_Task goal_:
Copy the records below exactly, from the line containing "What data populates" through the last line, and leave out every picture.

_Supplied entries_:
..............................

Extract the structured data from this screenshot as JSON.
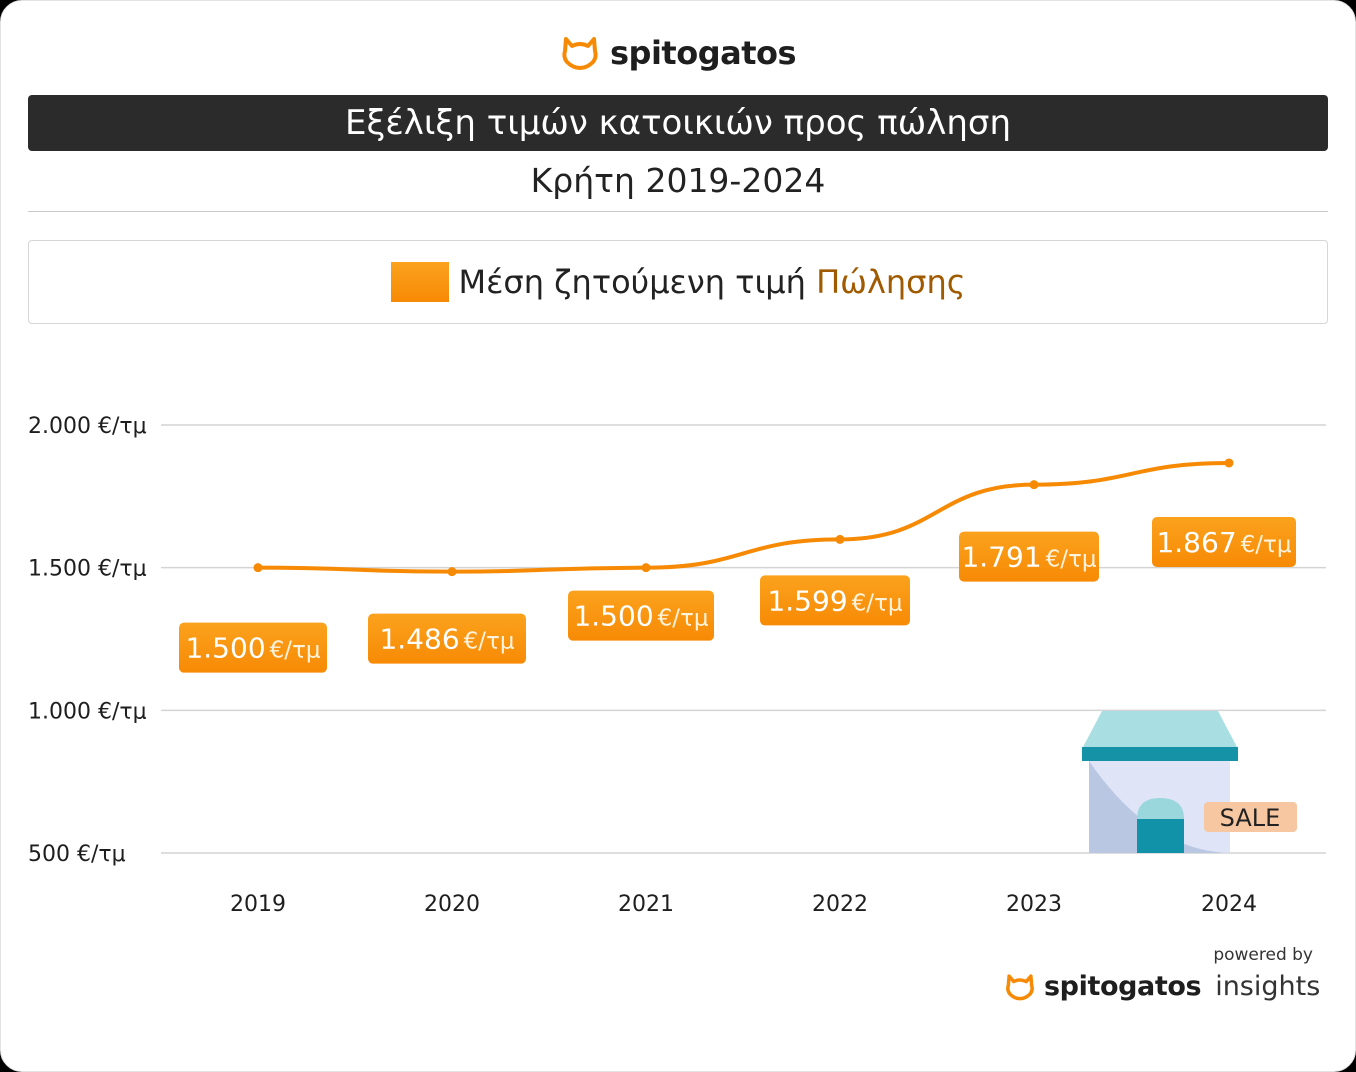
{
  "brand": {
    "name": "spitogatos",
    "icon": "cat-icon",
    "color": "#f78a05"
  },
  "title": "Εξέλιξη τιμών κατοικιών προς πώληση",
  "subtitle": "Κρήτη 2019-2024",
  "legend": {
    "prefix": "Μέση ζητούμενη τιμή",
    "accent": "Πώλησης"
  },
  "chart_data": {
    "type": "line",
    "categories": [
      "2019",
      "2020",
      "2021",
      "2022",
      "2023",
      "2024"
    ],
    "series": [
      {
        "values": [
          1500,
          1486,
          1500,
          1599,
          1791,
          1867
        ],
        "color": "#f78a05"
      }
    ],
    "data_labels": [
      {
        "value": "1.500",
        "unit": "€/τμ"
      },
      {
        "value": "1.486",
        "unit": "€/τμ"
      },
      {
        "value": "1.500",
        "unit": "€/τμ"
      },
      {
        "value": "1.599",
        "unit": "€/τμ"
      },
      {
        "value": "1.791",
        "unit": "€/τμ"
      },
      {
        "value": "1.867",
        "unit": "€/τμ"
      }
    ],
    "y_ticks": [
      {
        "value": 2000,
        "label": "2.000 €/τμ"
      },
      {
        "value": 1500,
        "label": "1.500 €/τμ"
      },
      {
        "value": 1000,
        "label": "1.000 €/τμ"
      },
      {
        "value": 500,
        "label": "500 €/τμ"
      }
    ],
    "ylim": [
      500,
      2000
    ],
    "grid": true
  },
  "illustration": {
    "badge": "SALE",
    "icon": "shop-icon"
  },
  "footer": {
    "powered_by": "powered by",
    "brand": "spitogatos",
    "product": "insights"
  }
}
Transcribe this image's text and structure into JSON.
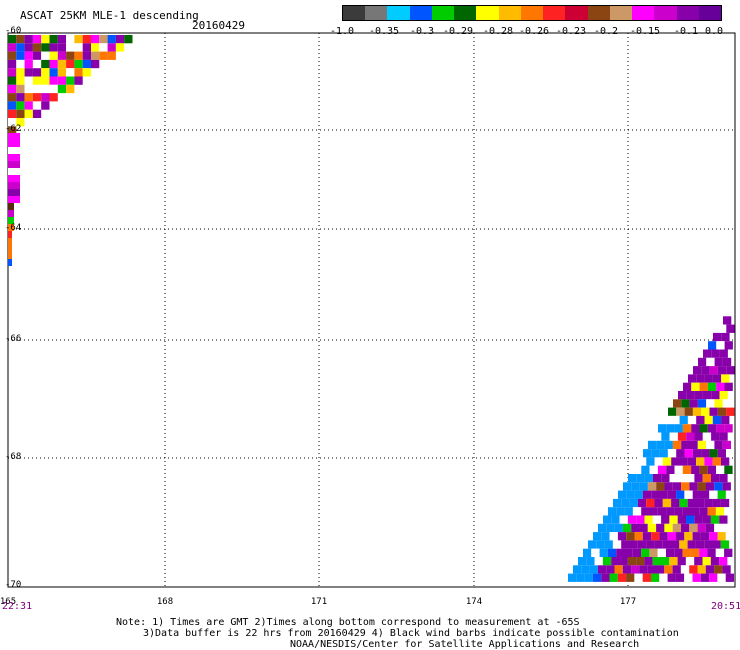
{
  "header": {
    "title": "ASCAT 25KM MLE-1 descending",
    "date": "20160429"
  },
  "colorbar": {
    "colors": [
      "#3b3b3b",
      "#777777",
      "#00ccff",
      "#0055ff",
      "#00cc00",
      "#006600",
      "#ffff00",
      "#ffbb00",
      "#ff7700",
      "#ff2222",
      "#cc0033",
      "#8b4513",
      "#cc9966",
      "#ff00ff",
      "#cc00cc",
      "#8800aa",
      "#660099"
    ],
    "labels": [
      "-1.0",
      "-0.35",
      "-0.3",
      "-0.29",
      "-0.28",
      "-0.26",
      "-0.23",
      "-0.2",
      "-0.15",
      "-0.1",
      "0.0"
    ]
  },
  "axes": {
    "lat_labels": [
      "-60",
      "-62",
      "-64",
      "-66",
      "-68",
      "-70"
    ],
    "lon_labels": [
      "165",
      "168",
      "171",
      "174",
      "177"
    ],
    "time_left": "22:31",
    "time_right": "20:51"
  },
  "notes": {
    "line1": "Note: 1) Times are GMT 2)Times along bottom correspond to measurement at -65S",
    "line2": "3)Data buffer is 22 hrs from 20160429 4) Black wind barbs indicate possible contamination",
    "line3": "NOAA/NESDIS/Center for Satellite Applications and Research"
  },
  "map_data": {
    "lon_range": [
      165,
      180
    ],
    "lat_range": [
      -70,
      -60
    ],
    "swath_colors": [
      "#8800aa",
      "#8800aa",
      "#ff00ff",
      "#00ccff",
      "#ffffff",
      "#ff7700",
      "#ff2222",
      "#ffff00",
      "#006600",
      "#8b4513",
      "#ffbb00",
      "#0055ff",
      "#cc00cc",
      "#8800aa",
      "#ffffff"
    ]
  }
}
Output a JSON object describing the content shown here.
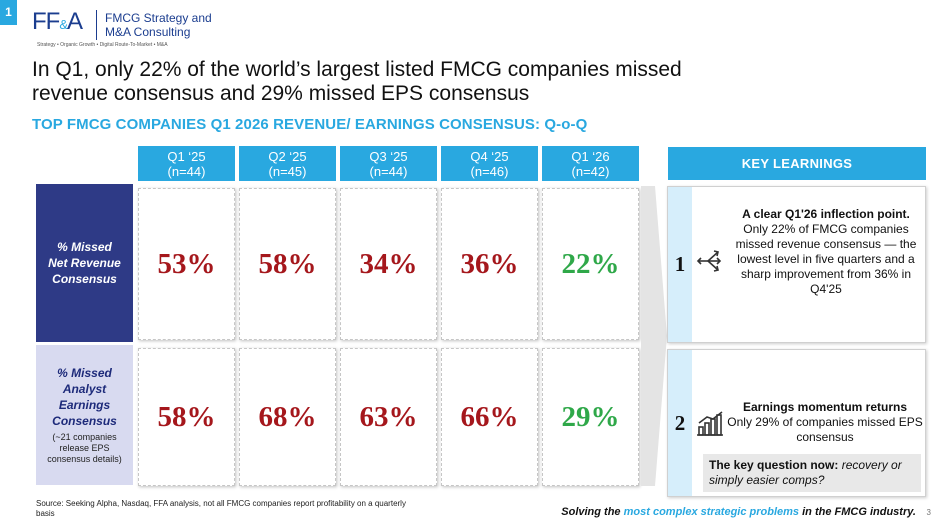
{
  "slide_number": "1",
  "logo": {
    "mark": "FF",
    "amp": "&",
    "mark_end": "A",
    "name_line1": "FMCG Strategy and",
    "name_line2": "M&A Consulting",
    "tagline": "Strategy • Organic Growth • Digital Route-To-Market • M&A"
  },
  "headline_line1": "In Q1, only 22% of the world’s largest listed FMCG companies missed",
  "headline_line2": "revenue consensus and 29% missed EPS consensus",
  "subtitle": "TOP FMCG COMPANIES Q1 2026 REVENUE/ EARNINGS CONSENSUS: Q-o-Q",
  "columns": [
    {
      "quarter": "Q1 ‘25",
      "n": "(n=44)"
    },
    {
      "quarter": "Q2 ‘25",
      "n": "(n=45)"
    },
    {
      "quarter": "Q3 ‘25",
      "n": "(n=44)"
    },
    {
      "quarter": "Q4 ‘25",
      "n": "(n=46)"
    },
    {
      "quarter": "Q1 ‘26",
      "n": "(n=42)"
    }
  ],
  "rows": [
    {
      "label_line1": "% Missed",
      "label_line2": "Net Revenue",
      "label_line3": "Consensus",
      "values": [
        "53%",
        "58%",
        "34%",
        "36%",
        "22%"
      ]
    },
    {
      "label_line1": "% Missed",
      "label_line2": "Analyst",
      "label_line3": "Earnings",
      "label_line4": "Consensus",
      "note_line1": "(~21 companies",
      "note_line2": "release EPS",
      "note_line3": "consensus details)",
      "values": [
        "58%",
        "68%",
        "63%",
        "66%",
        "29%"
      ]
    }
  ],
  "colors": {
    "accent": "#29a8e0",
    "navy": "#2e3a86",
    "miss_red": "#a5171c",
    "good_green": "#2fa849"
  },
  "key_learnings": {
    "header": "KEY LEARNINGS",
    "items": [
      {
        "number": "1",
        "icon": "split-arrows-icon",
        "bold": "A clear Q1'26 inflection point.",
        "text": " Only 22% of FMCG companies missed revenue consensus — the lowest level in five quarters and a sharp improvement from 36% in Q4'25"
      },
      {
        "number": "2",
        "icon": "bar-growth-icon",
        "bold": "Earnings momentum returns",
        "text": "Only 29% of companies missed EPS consensus",
        "question_bold": "The key question now:",
        "question_text": " recovery or simply easier comps?"
      }
    ]
  },
  "source": "Source: Seeking Alpha, Nasdaq, FFA analysis, not all FMCG companies report profitability on a quarterly basis",
  "footer": {
    "pre": "Solving the ",
    "highlight": "most complex strategic problems",
    "post": " in the FMCG industry."
  },
  "page_number": "3"
}
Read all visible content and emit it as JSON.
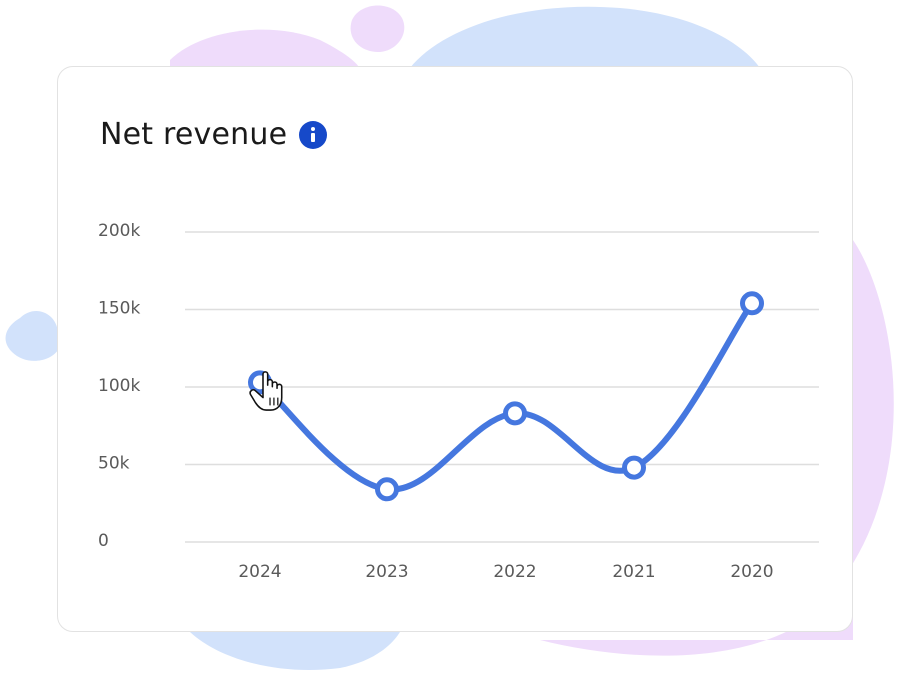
{
  "card": {
    "title": "Net revenue",
    "info_icon": "info-icon"
  },
  "colors": {
    "line": "#4577df",
    "gridline": "#dedede",
    "info_accent": "#1649c9",
    "blob_purple": "#efdcfb",
    "blob_blue": "#d2e2fb"
  },
  "cursor_icon": "hand-pointer-icon",
  "chart_data": {
    "type": "line",
    "title": "Net revenue",
    "xlabel": "",
    "ylabel": "",
    "categories": [
      "2024",
      "2023",
      "2022",
      "2021",
      "2020"
    ],
    "series": [
      {
        "values": [
          103000,
          34000,
          83000,
          48000,
          154000
        ]
      }
    ],
    "ylim": [
      0,
      200000
    ],
    "yticks": [
      0,
      50000,
      100000,
      150000,
      200000
    ],
    "ytick_labels": [
      "0",
      "50k",
      "100k",
      "150k",
      "200k"
    ],
    "grid": true,
    "legend": "none"
  }
}
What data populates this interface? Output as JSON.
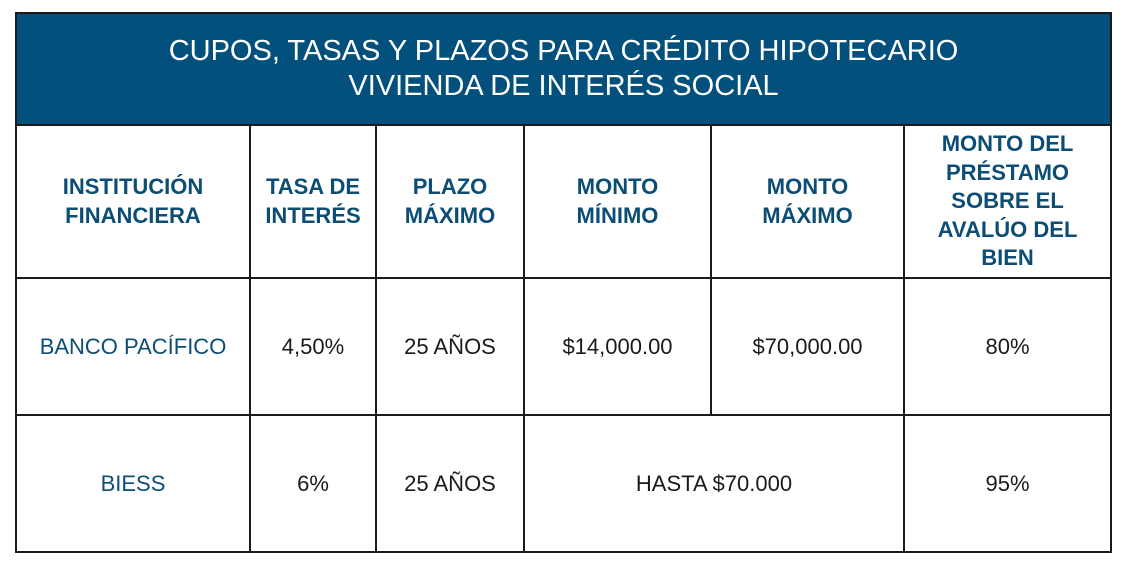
{
  "title": {
    "line1": "CUPOS, TASAS Y PLAZOS PARA CRÉDITO HIPOTECARIO",
    "line2": "VIVIENDA DE INTERÉS SOCIAL"
  },
  "columns": [
    "INSTITUCIÓN FINANCIERA",
    "TASA DE INTERÉS",
    "PLAZO MÁXIMO",
    "MONTO MÍNIMO",
    "MONTO MÁXIMO",
    "MONTO DEL PRÉSTAMO SOBRE EL AVALÚO DEL BIEN"
  ],
  "rows": [
    {
      "institution": "BANCO PACÍFICO",
      "rate": "4,50%",
      "term": "25 AÑOS",
      "min_amount": "$14,000.00",
      "max_amount": "$70,000.00",
      "loan_to_value": "80%"
    },
    {
      "institution": "BIESS",
      "rate": "6%",
      "term": "25 AÑOS",
      "amount_range": "HASTA $70.000",
      "loan_to_value": "95%"
    }
  ],
  "colors": {
    "title_bg": "#03507d",
    "header_text": "#0c4d76"
  }
}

..............................

_Response below_:
What data populates this interface? Output as JSON.
{
  "title": {
    "line1": "CUPOS, TASAS Y PLAZOS PARA CRÉDITO HIPOTECARIO",
    "line2": "VIVIENDA DE INTERÉS SOCIAL"
  },
  "columns": [
    "INSTITUCIÓN FINANCIERA",
    "TASA DE INTERÉS",
    "PLAZO MÁXIMO",
    "MONTO MÍNIMO",
    "MONTO MÁXIMO",
    "MONTO DEL PRÉSTAMO SOBRE EL AVALÚO DEL BIEN"
  ],
  "rows": [
    {
      "institution": "BANCO PACÍFICO",
      "rate": "4,50%",
      "term": "25 AÑOS",
      "min_amount": "$14,000.00",
      "max_amount": "$70,000.00",
      "loan_to_value": "80%"
    },
    {
      "institution": "BIESS",
      "rate": "6%",
      "term": "25 AÑOS",
      "amount_range": "HASTA $70.000",
      "loan_to_value": "95%"
    }
  ],
  "colors": {
    "title_bg": "#03507d",
    "header_text": "#0c4d76"
  }
}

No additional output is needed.